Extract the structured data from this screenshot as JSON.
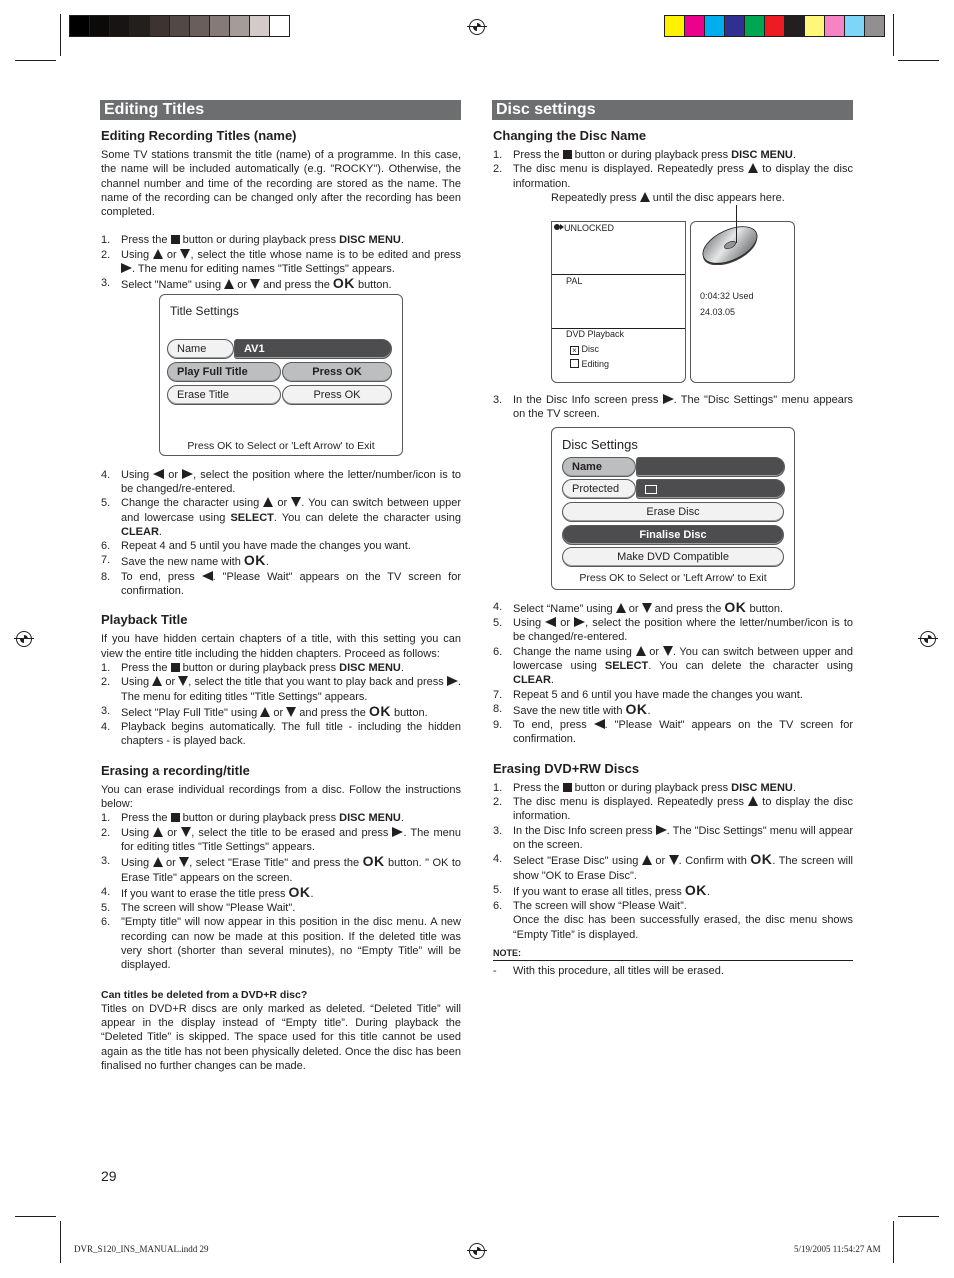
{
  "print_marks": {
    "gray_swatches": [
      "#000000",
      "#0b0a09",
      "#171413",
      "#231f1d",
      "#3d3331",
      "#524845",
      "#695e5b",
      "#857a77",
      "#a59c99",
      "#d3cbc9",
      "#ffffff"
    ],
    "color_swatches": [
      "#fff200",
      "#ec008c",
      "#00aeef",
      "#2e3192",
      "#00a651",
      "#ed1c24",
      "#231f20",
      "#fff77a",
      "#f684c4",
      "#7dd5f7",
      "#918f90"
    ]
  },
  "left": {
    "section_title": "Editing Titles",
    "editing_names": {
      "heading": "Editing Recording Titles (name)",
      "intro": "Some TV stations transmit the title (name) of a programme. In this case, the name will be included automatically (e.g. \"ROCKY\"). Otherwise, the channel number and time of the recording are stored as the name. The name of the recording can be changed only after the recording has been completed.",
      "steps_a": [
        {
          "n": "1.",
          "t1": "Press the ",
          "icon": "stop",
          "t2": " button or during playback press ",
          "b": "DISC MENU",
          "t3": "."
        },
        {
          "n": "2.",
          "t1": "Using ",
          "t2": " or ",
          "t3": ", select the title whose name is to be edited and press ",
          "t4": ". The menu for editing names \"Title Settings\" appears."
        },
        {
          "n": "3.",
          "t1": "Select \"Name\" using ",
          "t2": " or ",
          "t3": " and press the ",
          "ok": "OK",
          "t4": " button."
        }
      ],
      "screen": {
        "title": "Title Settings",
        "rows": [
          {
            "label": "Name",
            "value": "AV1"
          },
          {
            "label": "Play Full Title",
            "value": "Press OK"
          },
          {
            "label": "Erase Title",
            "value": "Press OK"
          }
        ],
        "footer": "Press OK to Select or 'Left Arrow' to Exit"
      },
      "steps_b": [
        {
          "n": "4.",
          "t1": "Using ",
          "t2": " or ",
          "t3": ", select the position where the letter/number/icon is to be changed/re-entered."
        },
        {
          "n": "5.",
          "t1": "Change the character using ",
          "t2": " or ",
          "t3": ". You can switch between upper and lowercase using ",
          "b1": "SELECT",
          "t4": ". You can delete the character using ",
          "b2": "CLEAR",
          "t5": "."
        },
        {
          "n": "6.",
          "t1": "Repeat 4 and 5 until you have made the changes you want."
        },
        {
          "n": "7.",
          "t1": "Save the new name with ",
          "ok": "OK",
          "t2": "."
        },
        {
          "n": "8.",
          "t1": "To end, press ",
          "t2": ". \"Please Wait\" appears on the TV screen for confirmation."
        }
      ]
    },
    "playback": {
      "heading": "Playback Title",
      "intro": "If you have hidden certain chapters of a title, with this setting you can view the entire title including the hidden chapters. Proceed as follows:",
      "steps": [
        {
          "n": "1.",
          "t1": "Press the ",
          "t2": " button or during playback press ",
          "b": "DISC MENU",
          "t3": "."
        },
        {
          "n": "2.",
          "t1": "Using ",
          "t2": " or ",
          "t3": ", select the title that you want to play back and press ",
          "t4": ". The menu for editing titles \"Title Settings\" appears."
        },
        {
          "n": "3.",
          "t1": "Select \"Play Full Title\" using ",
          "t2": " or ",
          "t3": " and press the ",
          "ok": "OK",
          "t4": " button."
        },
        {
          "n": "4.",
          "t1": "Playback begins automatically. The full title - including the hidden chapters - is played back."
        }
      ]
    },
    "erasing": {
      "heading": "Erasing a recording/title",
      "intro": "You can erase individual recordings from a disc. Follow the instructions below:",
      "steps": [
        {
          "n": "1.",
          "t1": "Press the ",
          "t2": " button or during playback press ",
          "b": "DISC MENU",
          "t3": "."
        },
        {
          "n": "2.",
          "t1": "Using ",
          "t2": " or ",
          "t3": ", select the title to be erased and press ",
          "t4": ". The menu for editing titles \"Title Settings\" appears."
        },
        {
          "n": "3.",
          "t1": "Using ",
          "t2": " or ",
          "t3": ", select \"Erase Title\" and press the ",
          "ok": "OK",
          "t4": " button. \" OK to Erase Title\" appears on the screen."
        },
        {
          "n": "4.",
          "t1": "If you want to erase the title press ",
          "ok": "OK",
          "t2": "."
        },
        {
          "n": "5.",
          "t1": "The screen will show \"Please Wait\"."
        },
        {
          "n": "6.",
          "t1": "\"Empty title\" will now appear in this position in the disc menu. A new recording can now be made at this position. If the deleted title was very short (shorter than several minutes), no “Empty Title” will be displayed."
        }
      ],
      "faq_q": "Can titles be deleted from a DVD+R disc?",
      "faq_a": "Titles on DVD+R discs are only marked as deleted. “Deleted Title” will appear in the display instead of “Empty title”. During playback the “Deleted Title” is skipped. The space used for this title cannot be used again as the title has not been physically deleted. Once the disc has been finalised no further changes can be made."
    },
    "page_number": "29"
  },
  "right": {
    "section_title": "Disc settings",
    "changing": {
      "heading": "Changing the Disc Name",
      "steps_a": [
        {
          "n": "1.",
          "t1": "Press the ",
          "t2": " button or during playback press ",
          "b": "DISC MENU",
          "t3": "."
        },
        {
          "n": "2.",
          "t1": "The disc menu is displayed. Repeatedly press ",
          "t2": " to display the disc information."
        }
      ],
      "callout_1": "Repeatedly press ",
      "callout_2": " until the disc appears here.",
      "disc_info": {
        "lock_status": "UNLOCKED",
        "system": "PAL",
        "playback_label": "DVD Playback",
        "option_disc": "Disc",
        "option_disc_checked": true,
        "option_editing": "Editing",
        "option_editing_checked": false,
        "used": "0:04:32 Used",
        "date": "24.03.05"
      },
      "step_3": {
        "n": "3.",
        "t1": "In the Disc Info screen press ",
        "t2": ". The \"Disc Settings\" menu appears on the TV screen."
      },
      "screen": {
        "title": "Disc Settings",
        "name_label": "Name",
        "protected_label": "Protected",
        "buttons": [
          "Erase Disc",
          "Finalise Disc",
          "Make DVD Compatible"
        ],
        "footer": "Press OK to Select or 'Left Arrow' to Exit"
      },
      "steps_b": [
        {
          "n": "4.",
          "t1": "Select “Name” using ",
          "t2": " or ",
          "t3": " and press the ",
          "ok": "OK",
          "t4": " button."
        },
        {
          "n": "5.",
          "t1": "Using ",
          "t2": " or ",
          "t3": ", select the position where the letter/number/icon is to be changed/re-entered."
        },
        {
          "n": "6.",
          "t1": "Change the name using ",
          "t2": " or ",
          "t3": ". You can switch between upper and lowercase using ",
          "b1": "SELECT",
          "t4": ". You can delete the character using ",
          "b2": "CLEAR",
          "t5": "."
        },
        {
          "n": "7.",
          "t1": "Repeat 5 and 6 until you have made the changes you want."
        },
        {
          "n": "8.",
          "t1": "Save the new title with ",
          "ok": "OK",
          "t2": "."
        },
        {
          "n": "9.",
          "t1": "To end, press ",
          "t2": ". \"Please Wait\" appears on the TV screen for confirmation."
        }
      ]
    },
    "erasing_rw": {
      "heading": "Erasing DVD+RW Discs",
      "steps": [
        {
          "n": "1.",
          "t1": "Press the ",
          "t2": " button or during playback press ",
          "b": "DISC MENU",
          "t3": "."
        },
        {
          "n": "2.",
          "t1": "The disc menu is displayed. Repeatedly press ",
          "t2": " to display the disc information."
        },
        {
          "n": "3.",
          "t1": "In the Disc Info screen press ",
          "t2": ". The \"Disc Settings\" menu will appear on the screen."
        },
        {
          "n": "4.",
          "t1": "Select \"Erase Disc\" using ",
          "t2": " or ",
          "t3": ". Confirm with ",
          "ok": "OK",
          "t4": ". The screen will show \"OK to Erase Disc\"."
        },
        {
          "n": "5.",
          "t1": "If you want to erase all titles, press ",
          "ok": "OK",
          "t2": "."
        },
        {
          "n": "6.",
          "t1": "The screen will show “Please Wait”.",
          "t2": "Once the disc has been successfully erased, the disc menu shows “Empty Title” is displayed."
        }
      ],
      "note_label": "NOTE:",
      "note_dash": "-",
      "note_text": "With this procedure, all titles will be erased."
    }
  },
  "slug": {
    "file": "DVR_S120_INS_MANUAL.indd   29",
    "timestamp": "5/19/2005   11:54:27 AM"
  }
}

--------------------

Which lines hold the string "until"? Copy all of them from the data above.

Response to the exercise:
          "t1": "Repeat 4 and 5 until you have made the changes you want."
      "callout_2": " until the disc appears here.",
          "t1": "Repeat 5 and 6 until you have made the changes you want."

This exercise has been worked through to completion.